# Dataset items:
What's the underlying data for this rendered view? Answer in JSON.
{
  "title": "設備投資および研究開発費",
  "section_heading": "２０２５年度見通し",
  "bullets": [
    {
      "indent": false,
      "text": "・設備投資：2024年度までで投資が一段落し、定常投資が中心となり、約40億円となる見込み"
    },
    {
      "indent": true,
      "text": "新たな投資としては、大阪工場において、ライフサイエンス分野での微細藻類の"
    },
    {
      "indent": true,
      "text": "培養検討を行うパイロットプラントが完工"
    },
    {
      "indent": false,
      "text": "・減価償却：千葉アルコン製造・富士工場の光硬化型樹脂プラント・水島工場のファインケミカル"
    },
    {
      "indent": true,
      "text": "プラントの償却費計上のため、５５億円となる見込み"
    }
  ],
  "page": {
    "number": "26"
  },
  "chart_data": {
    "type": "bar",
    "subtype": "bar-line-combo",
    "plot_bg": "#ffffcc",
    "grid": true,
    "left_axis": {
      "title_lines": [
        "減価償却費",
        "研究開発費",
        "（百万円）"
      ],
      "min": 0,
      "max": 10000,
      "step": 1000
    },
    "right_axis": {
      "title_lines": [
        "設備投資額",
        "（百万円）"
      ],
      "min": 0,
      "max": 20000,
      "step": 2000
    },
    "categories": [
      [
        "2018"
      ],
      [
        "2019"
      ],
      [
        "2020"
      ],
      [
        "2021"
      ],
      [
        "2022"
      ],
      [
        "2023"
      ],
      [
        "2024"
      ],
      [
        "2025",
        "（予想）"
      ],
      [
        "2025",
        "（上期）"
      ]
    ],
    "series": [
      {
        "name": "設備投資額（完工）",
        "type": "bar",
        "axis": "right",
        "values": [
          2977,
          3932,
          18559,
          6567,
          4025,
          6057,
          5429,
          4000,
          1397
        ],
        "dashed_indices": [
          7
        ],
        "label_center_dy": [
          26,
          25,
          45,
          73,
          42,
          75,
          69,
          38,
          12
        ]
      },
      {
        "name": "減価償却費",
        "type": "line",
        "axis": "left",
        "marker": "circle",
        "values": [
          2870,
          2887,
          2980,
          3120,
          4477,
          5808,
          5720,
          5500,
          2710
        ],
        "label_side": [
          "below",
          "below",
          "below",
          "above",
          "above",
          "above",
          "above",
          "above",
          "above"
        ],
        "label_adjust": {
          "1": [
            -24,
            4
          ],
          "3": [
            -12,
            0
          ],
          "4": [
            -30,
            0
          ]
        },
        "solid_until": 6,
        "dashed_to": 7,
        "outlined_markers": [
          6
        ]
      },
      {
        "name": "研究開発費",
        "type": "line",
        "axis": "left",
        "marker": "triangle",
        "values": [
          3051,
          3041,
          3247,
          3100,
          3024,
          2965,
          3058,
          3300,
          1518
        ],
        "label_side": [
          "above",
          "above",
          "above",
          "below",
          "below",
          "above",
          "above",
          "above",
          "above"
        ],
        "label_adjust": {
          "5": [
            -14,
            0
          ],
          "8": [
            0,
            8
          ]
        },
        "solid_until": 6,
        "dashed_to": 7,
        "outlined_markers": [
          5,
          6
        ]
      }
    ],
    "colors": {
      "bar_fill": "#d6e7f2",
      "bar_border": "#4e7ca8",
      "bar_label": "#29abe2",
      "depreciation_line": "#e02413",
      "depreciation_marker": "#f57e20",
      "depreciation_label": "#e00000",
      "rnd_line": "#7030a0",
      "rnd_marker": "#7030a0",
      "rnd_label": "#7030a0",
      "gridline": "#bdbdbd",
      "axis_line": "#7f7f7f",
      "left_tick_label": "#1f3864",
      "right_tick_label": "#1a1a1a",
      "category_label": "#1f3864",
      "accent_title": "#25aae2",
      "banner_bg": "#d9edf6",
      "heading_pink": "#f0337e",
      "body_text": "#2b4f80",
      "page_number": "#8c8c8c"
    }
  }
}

# EXERCISE:
Return the whole listing exactly, with every line included.

# FULL ANSWER:
What's the underlying data for this rendered view? Answer in JSON.
{
  "title": "設備投資および研究開発費",
  "section_heading": "２０２５年度見通し",
  "bullets": [
    {
      "indent": false,
      "text": "・設備投資：2024年度までで投資が一段落し、定常投資が中心となり、約40億円となる見込み"
    },
    {
      "indent": true,
      "text": "新たな投資としては、大阪工場において、ライフサイエンス分野での微細藻類の"
    },
    {
      "indent": true,
      "text": "培養検討を行うパイロットプラントが完工"
    },
    {
      "indent": false,
      "text": "・減価償却：千葉アルコン製造・富士工場の光硬化型樹脂プラント・水島工場のファインケミカル"
    },
    {
      "indent": true,
      "text": "プラントの償却費計上のため、５５億円となる見込み"
    }
  ],
  "page": {
    "number": "26"
  },
  "chart_data": {
    "type": "bar",
    "subtype": "bar-line-combo",
    "plot_bg": "#ffffcc",
    "grid": true,
    "left_axis": {
      "title_lines": [
        "減価償却費",
        "研究開発費",
        "（百万円）"
      ],
      "min": 0,
      "max": 10000,
      "step": 1000
    },
    "right_axis": {
      "title_lines": [
        "設備投資額",
        "（百万円）"
      ],
      "min": 0,
      "max": 20000,
      "step": 2000
    },
    "categories": [
      [
        "2018"
      ],
      [
        "2019"
      ],
      [
        "2020"
      ],
      [
        "2021"
      ],
      [
        "2022"
      ],
      [
        "2023"
      ],
      [
        "2024"
      ],
      [
        "2025",
        "（予想）"
      ],
      [
        "2025",
        "（上期）"
      ]
    ],
    "series": [
      {
        "name": "設備投資額（完工）",
        "type": "bar",
        "axis": "right",
        "values": [
          2977,
          3932,
          18559,
          6567,
          4025,
          6057,
          5429,
          4000,
          1397
        ],
        "dashed_indices": [
          7
        ],
        "label_center_dy": [
          26,
          25,
          45,
          73,
          42,
          75,
          69,
          38,
          12
        ]
      },
      {
        "name": "減価償却費",
        "type": "line",
        "axis": "left",
        "marker": "circle",
        "values": [
          2870,
          2887,
          2980,
          3120,
          4477,
          5808,
          5720,
          5500,
          2710
        ],
        "label_side": [
          "below",
          "below",
          "below",
          "above",
          "above",
          "above",
          "above",
          "above",
          "above"
        ],
        "label_adjust": {
          "1": [
            -24,
            4
          ],
          "3": [
            -12,
            0
          ],
          "4": [
            -30,
            0
          ]
        },
        "solid_until": 6,
        "dashed_to": 7,
        "outlined_markers": [
          6
        ]
      },
      {
        "name": "研究開発費",
        "type": "line",
        "axis": "left",
        "marker": "triangle",
        "values": [
          3051,
          3041,
          3247,
          3100,
          3024,
          2965,
          3058,
          3300,
          1518
        ],
        "label_side": [
          "above",
          "above",
          "above",
          "below",
          "below",
          "above",
          "above",
          "above",
          "above"
        ],
        "label_adjust": {
          "5": [
            -14,
            0
          ],
          "8": [
            0,
            8
          ]
        },
        "solid_until": 6,
        "dashed_to": 7,
        "outlined_markers": [
          5,
          6
        ]
      }
    ],
    "colors": {
      "bar_fill": "#d6e7f2",
      "bar_border": "#4e7ca8",
      "bar_label": "#29abe2",
      "depreciation_line": "#e02413",
      "depreciation_marker": "#f57e20",
      "depreciation_label": "#e00000",
      "rnd_line": "#7030a0",
      "rnd_marker": "#7030a0",
      "rnd_label": "#7030a0",
      "gridline": "#bdbdbd",
      "axis_line": "#7f7f7f",
      "left_tick_label": "#1f3864",
      "right_tick_label": "#1a1a1a",
      "category_label": "#1f3864",
      "accent_title": "#25aae2",
      "banner_bg": "#d9edf6",
      "heading_pink": "#f0337e",
      "body_text": "#2b4f80",
      "page_number": "#8c8c8c"
    }
  }
}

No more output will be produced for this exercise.